* **Task statement**
Records follow. Copy every line with "representation".

[Collected data]
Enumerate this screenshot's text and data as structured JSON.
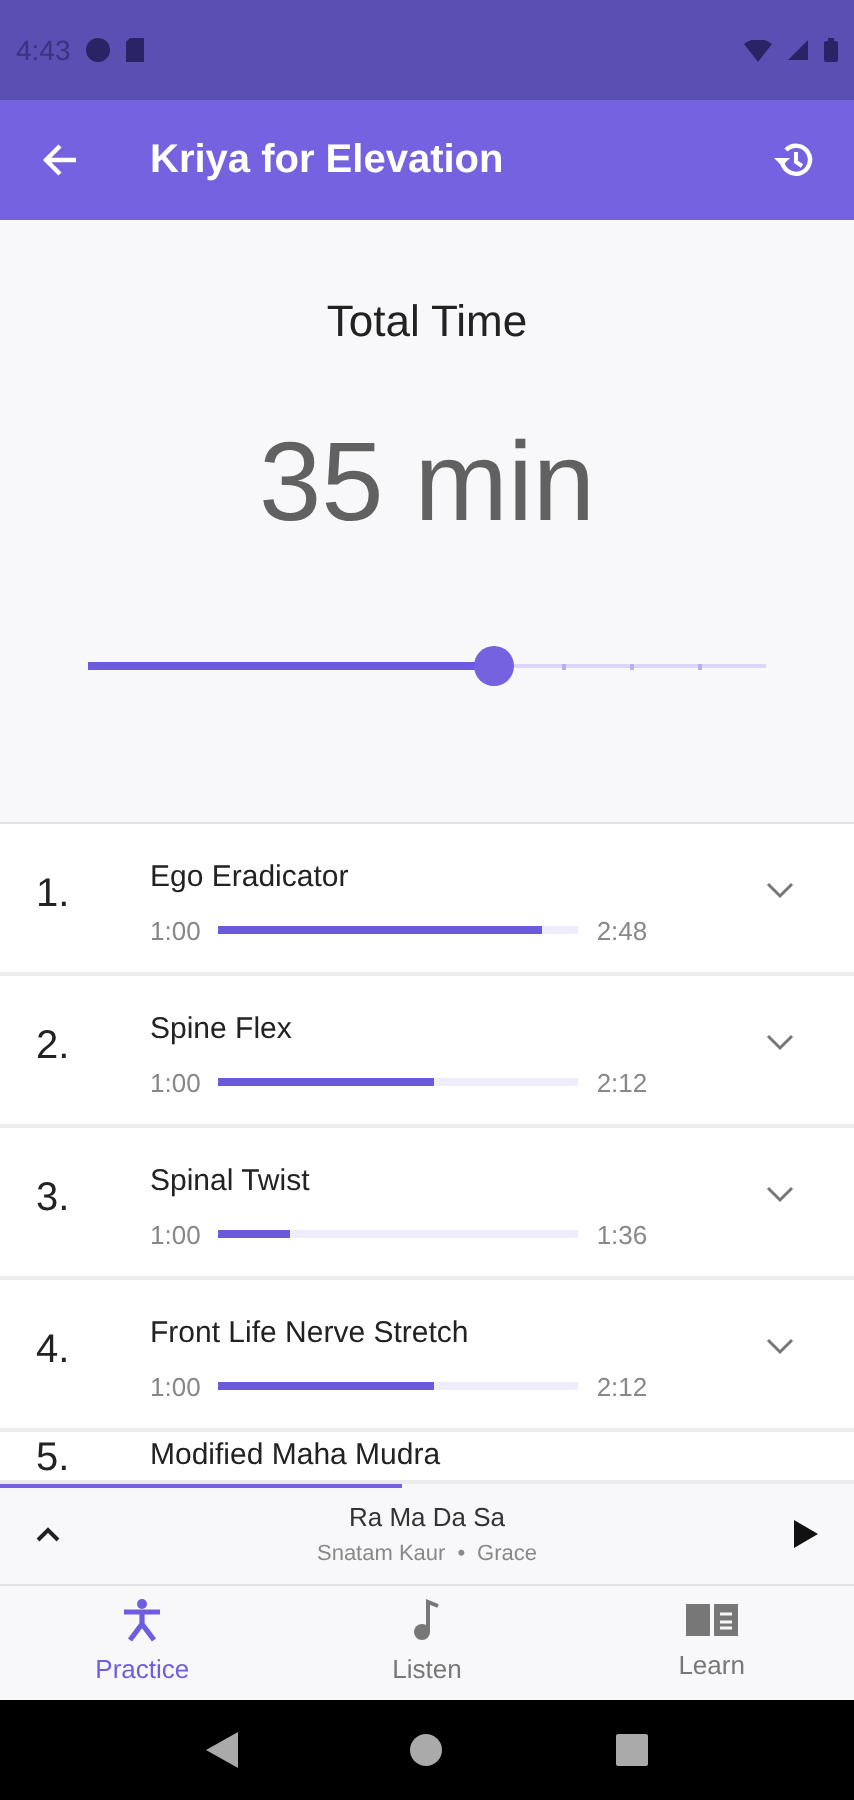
{
  "status_bar": {
    "time": "4:43"
  },
  "app_bar": {
    "title": "Kriya for Elevation"
  },
  "total_time": {
    "label": "Total Time",
    "value": "35 min",
    "level": 0.6
  },
  "exercises": [
    {
      "number": "1.",
      "name": "Ego Eradicator",
      "min": "1:00",
      "max": "2:48",
      "level": 0.9,
      "expanded": false
    },
    {
      "number": "2.",
      "name": "Spine Flex",
      "min": "1:00",
      "max": "2:12",
      "level": 0.6,
      "expanded": false
    },
    {
      "number": "3.",
      "name": "Spinal Twist",
      "min": "1:00",
      "max": "1:36",
      "level": 0.2,
      "expanded": false
    },
    {
      "number": "4.",
      "name": "Front Life Nerve Stretch",
      "min": "1:00",
      "max": "2:12",
      "level": 0.6,
      "expanded": false
    },
    {
      "number": "5.",
      "name": "Modified Maha Mudra"
    }
  ],
  "player": {
    "title": "Ra Ma Da Sa",
    "artist": "Snatam Kaur",
    "separator": "•",
    "album": "Grace",
    "level": 0.47
  },
  "nav": [
    {
      "label": "Practice",
      "kind": "practice",
      "selected": true
    },
    {
      "label": "Listen",
      "kind": "listen",
      "selected": false
    },
    {
      "label": "Learn",
      "kind": "learn",
      "selected": false
    }
  ]
}
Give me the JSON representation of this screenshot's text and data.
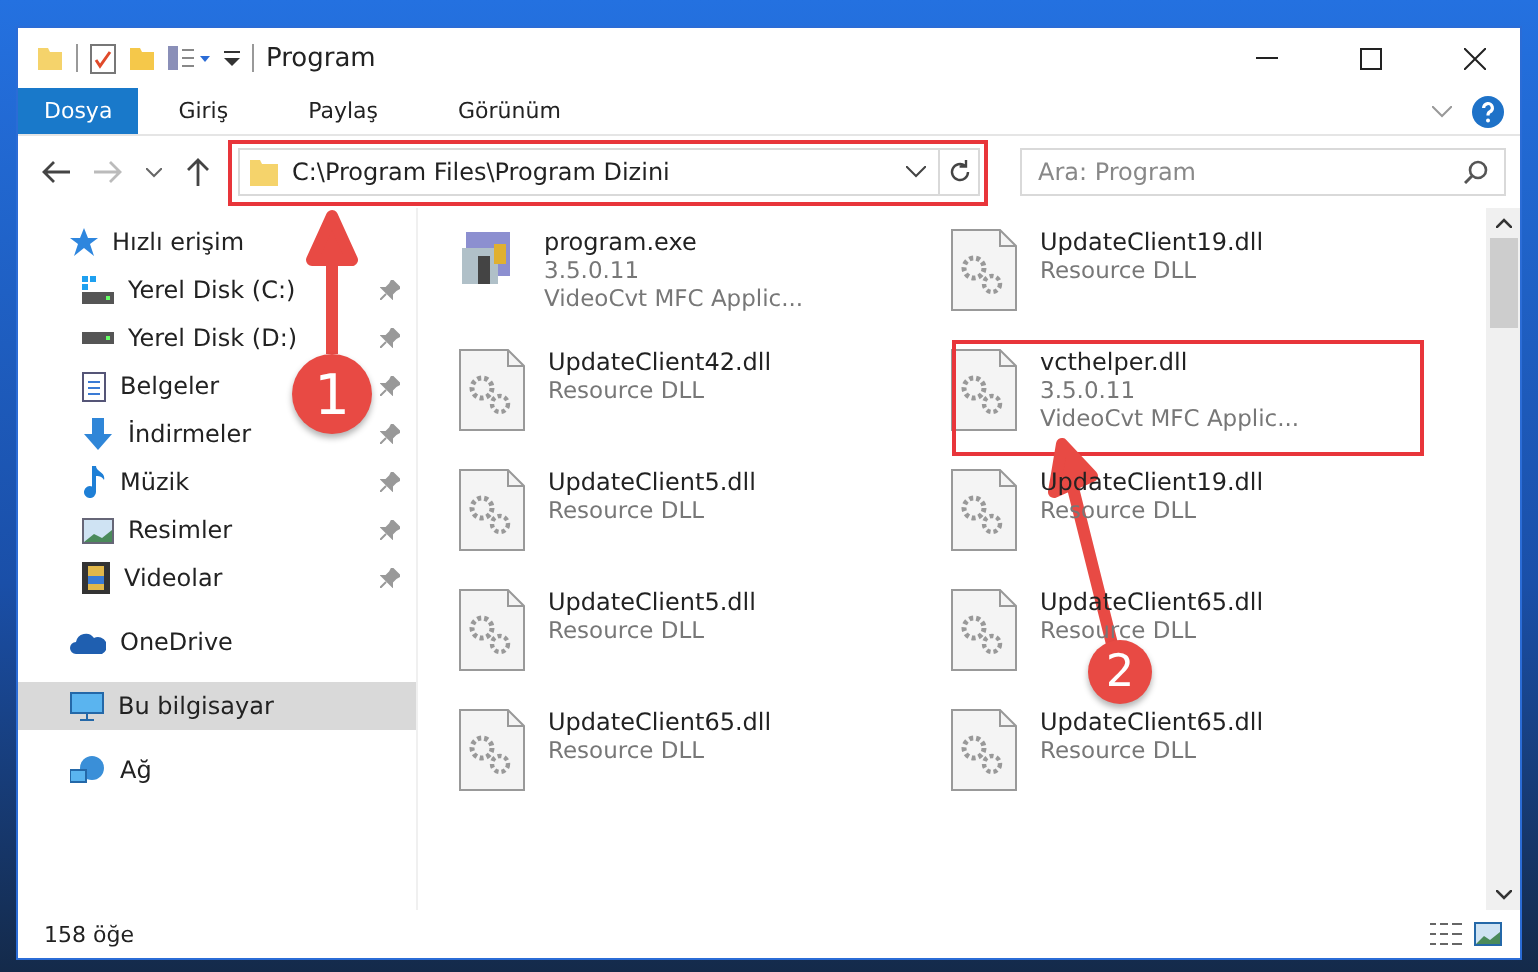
{
  "window": {
    "title": "Program"
  },
  "ribbon_tabs": [
    {
      "label": "Dosya",
      "selected": true
    },
    {
      "label": "Giriş",
      "selected": false
    },
    {
      "label": "Paylaş",
      "selected": false
    },
    {
      "label": "Görünüm",
      "selected": false
    }
  ],
  "address_bar": {
    "path": "C:\\Program Files\\Program Dizini"
  },
  "search": {
    "placeholder": "Ara: Program"
  },
  "sidebar": {
    "items": [
      {
        "label": "Hızlı erişim",
        "kind": "quick",
        "pinned": false,
        "selected": false
      },
      {
        "label": "Yerel Disk (C:)",
        "kind": "disk-c",
        "pinned": true,
        "selected": false
      },
      {
        "label": "Yerel Disk (D:)",
        "kind": "disk",
        "pinned": true,
        "selected": false
      },
      {
        "label": "Belgeler",
        "kind": "documents",
        "pinned": true,
        "selected": false
      },
      {
        "label": "İndirmeler",
        "kind": "downloads",
        "pinned": true,
        "selected": false
      },
      {
        "label": "Müzik",
        "kind": "music",
        "pinned": true,
        "selected": false
      },
      {
        "label": "Resimler",
        "kind": "pictures",
        "pinned": true,
        "selected": false
      },
      {
        "label": "Videolar",
        "kind": "videos",
        "pinned": true,
        "selected": false
      },
      {
        "label": "OneDrive",
        "kind": "cloud",
        "pinned": false,
        "selected": false
      },
      {
        "label": "Bu bilgisayar",
        "kind": "computer",
        "pinned": false,
        "selected": true
      },
      {
        "label": "Ağ",
        "kind": "network",
        "pinned": false,
        "selected": false
      }
    ]
  },
  "files": [
    {
      "name": "program.exe",
      "details": [
        "3.5.0.11",
        "VideoCvt MFC Applic..."
      ],
      "kind": "exe"
    },
    {
      "name": "UpdateClient19.dll",
      "details": [
        "Resource DLL"
      ],
      "kind": "dll"
    },
    {
      "name": "UpdateClient42.dll",
      "details": [
        "Resource DLL"
      ],
      "kind": "dll"
    },
    {
      "name": "vcthelper.dll",
      "details": [
        "3.5.0.11",
        "VideoCvt MFC Applic..."
      ],
      "kind": "dll"
    },
    {
      "name": "UpdateClient5.dll",
      "details": [
        "Resource DLL"
      ],
      "kind": "dll"
    },
    {
      "name": "UpdateClient19.dll",
      "details": [
        "Resource DLL"
      ],
      "kind": "dll"
    },
    {
      "name": "UpdateClient5.dll",
      "details": [
        "Resource DLL"
      ],
      "kind": "dll"
    },
    {
      "name": "UpdateClient65.dll",
      "details": [
        "Resource DLL"
      ],
      "kind": "dll"
    },
    {
      "name": "UpdateClient65.dll",
      "details": [
        "Resource DLL"
      ],
      "kind": "dll"
    },
    {
      "name": "UpdateClient65.dll",
      "details": [
        "Resource DLL"
      ],
      "kind": "dll"
    }
  ],
  "status_bar": {
    "item_count": "158 öğe"
  },
  "annotations": [
    {
      "number": "1"
    },
    {
      "number": "2"
    }
  ]
}
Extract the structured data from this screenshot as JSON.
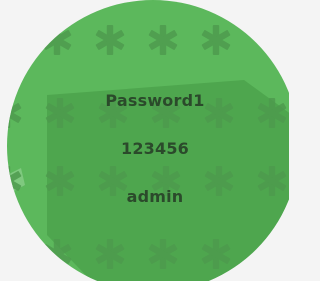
{
  "passwords": [
    "Password1",
    "123456",
    "admin"
  ],
  "colors": {
    "page_background": "#f4f4f4",
    "circle": "#5cb85c",
    "inner_shape": "#4ea64e",
    "asterisk": "#4e9a4e",
    "text": "#2b4a2b"
  },
  "pattern_icon": "asterisk-icon"
}
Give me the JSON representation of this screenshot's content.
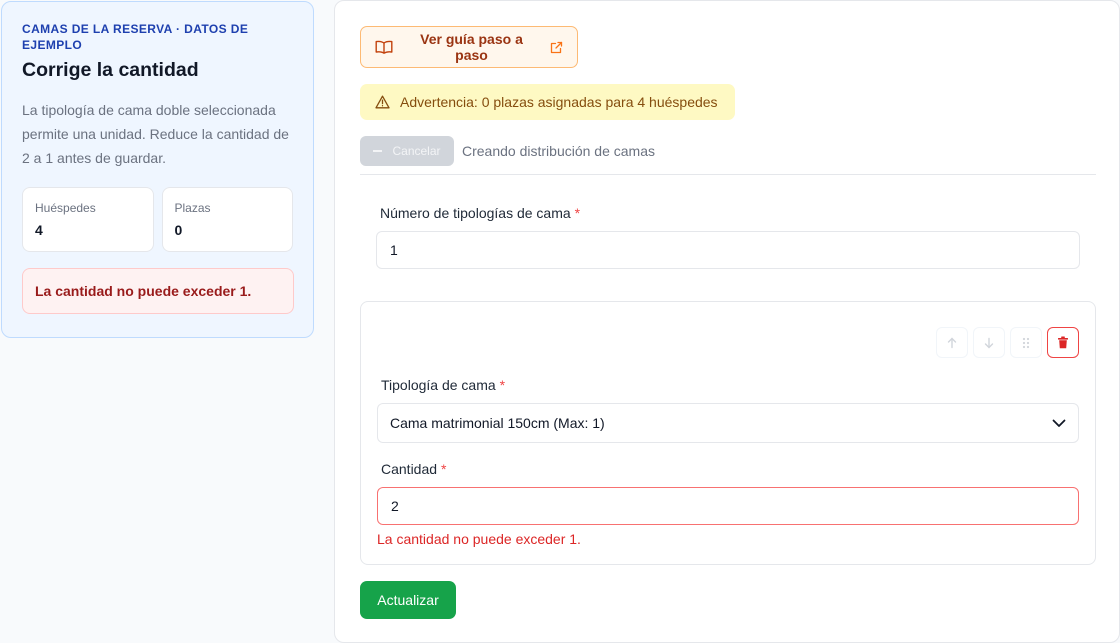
{
  "info": {
    "eyebrow": "CAMAS DE LA RESERVA · DATOS DE EJEMPLO",
    "title": "Corrige la cantidad",
    "description": "La tipología de cama doble seleccionada permite una unidad. Reduce la cantidad de 2 a 1 antes de guardar.",
    "stats": [
      {
        "label": "Huéspedes",
        "value": "4"
      },
      {
        "label": "Plazas",
        "value": "0"
      }
    ],
    "error": "La cantidad no puede exceder 1."
  },
  "main": {
    "guide_label": "Ver guía paso a paso",
    "warning_text": "Advertencia: 0 plazas asignadas para 4 huéspedes",
    "cancel_label": "Cancelar",
    "status_text": "Creando distribución de camas",
    "count_label": "Número de tipologías de cama",
    "required_mark": "*",
    "count_value": "1",
    "bed": {
      "type_label": "Tipología de cama",
      "type_value": "Cama matrimonial 150cm (Max: 1)",
      "quantity_label": "Cantidad",
      "quantity_value": "2",
      "quantity_error": "La cantidad no puede exceder 1."
    },
    "update_label": "Actualizar"
  },
  "colors": {
    "accent_blue": "#1e40af",
    "danger": "#dc2626",
    "warning_bg": "#fef9c3",
    "success": "#16a34a",
    "guide_orange": "#9a3412"
  },
  "icons": [
    "book-icon",
    "external-link-icon",
    "warning-icon",
    "arrow-up-icon",
    "arrow-down-icon",
    "drag-handle-icon",
    "trash-icon",
    "chevron-down-icon"
  ]
}
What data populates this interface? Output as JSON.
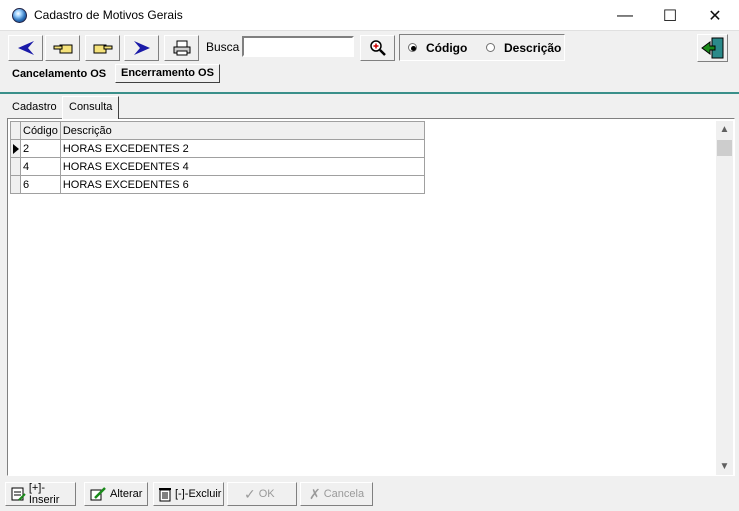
{
  "window": {
    "title": "Cadastro de Motivos Gerais",
    "minimize": "—",
    "maximize": "☐",
    "close": "✕"
  },
  "toolbar": {
    "busca_label": "Busca",
    "busca_value": "",
    "radio_codigo": "Código",
    "radio_descricao": "Descrição",
    "selected": "Código"
  },
  "top_tabs": [
    "Cancelamento OS",
    "Encerramento OS"
  ],
  "inner_tabs": [
    "Cadastro",
    "Consulta"
  ],
  "grid": {
    "headers": [
      "Código",
      "Descrição"
    ],
    "rows": [
      {
        "codigo": "2",
        "descricao": "HORAS EXCEDENTES 2"
      },
      {
        "codigo": "4",
        "descricao": "HORAS EXCEDENTES 4"
      },
      {
        "codigo": "6",
        "descricao": "HORAS EXCEDENTES 6"
      }
    ]
  },
  "buttons": {
    "inserir": "[+]-Inserir",
    "alterar": "Alterar",
    "excluir": "[-]-Excluir",
    "ok": "OK",
    "cancela": "Cancela"
  },
  "colors": {
    "accent": "#3a8f8a",
    "nav_arrow": "#1a1aa8"
  }
}
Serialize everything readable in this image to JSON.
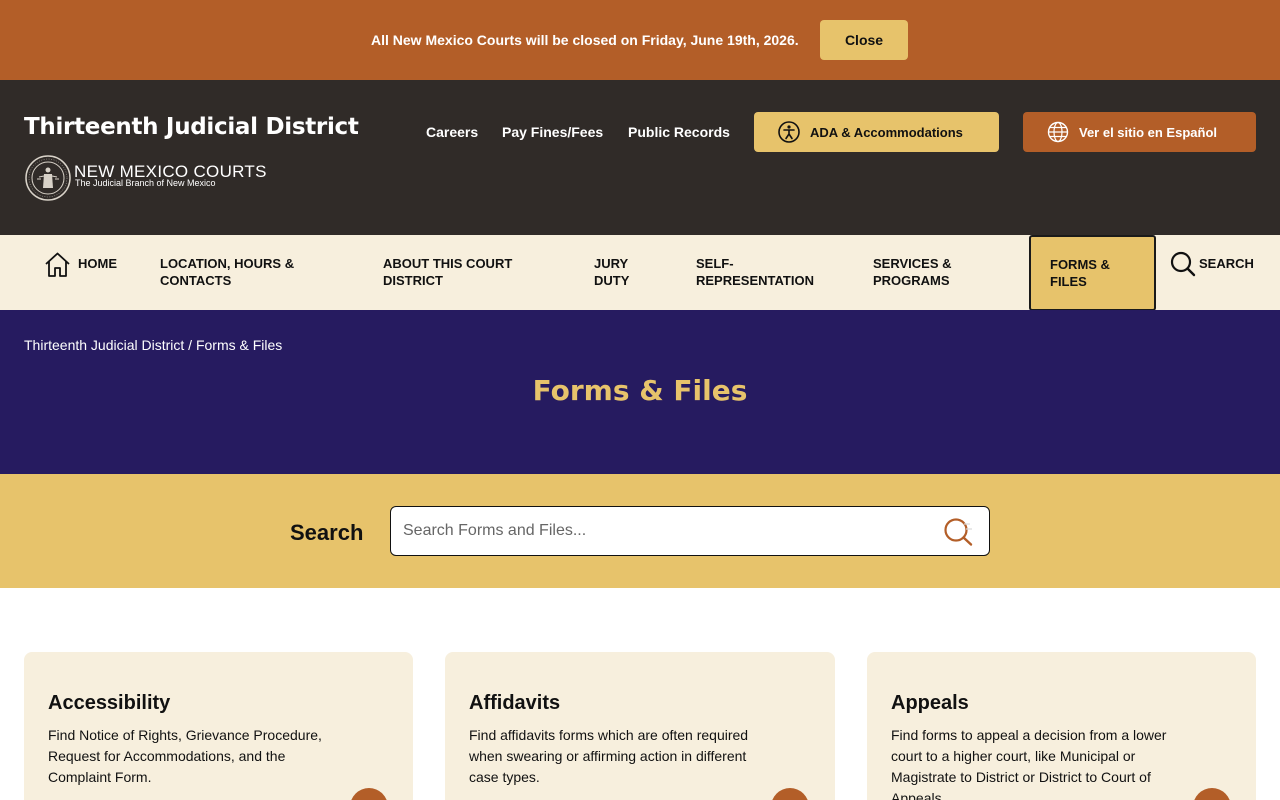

* **Exercise solution**
Give me the JSON representation of this screenshot's text and data.
Give me the JSON representation of this screenshot's content.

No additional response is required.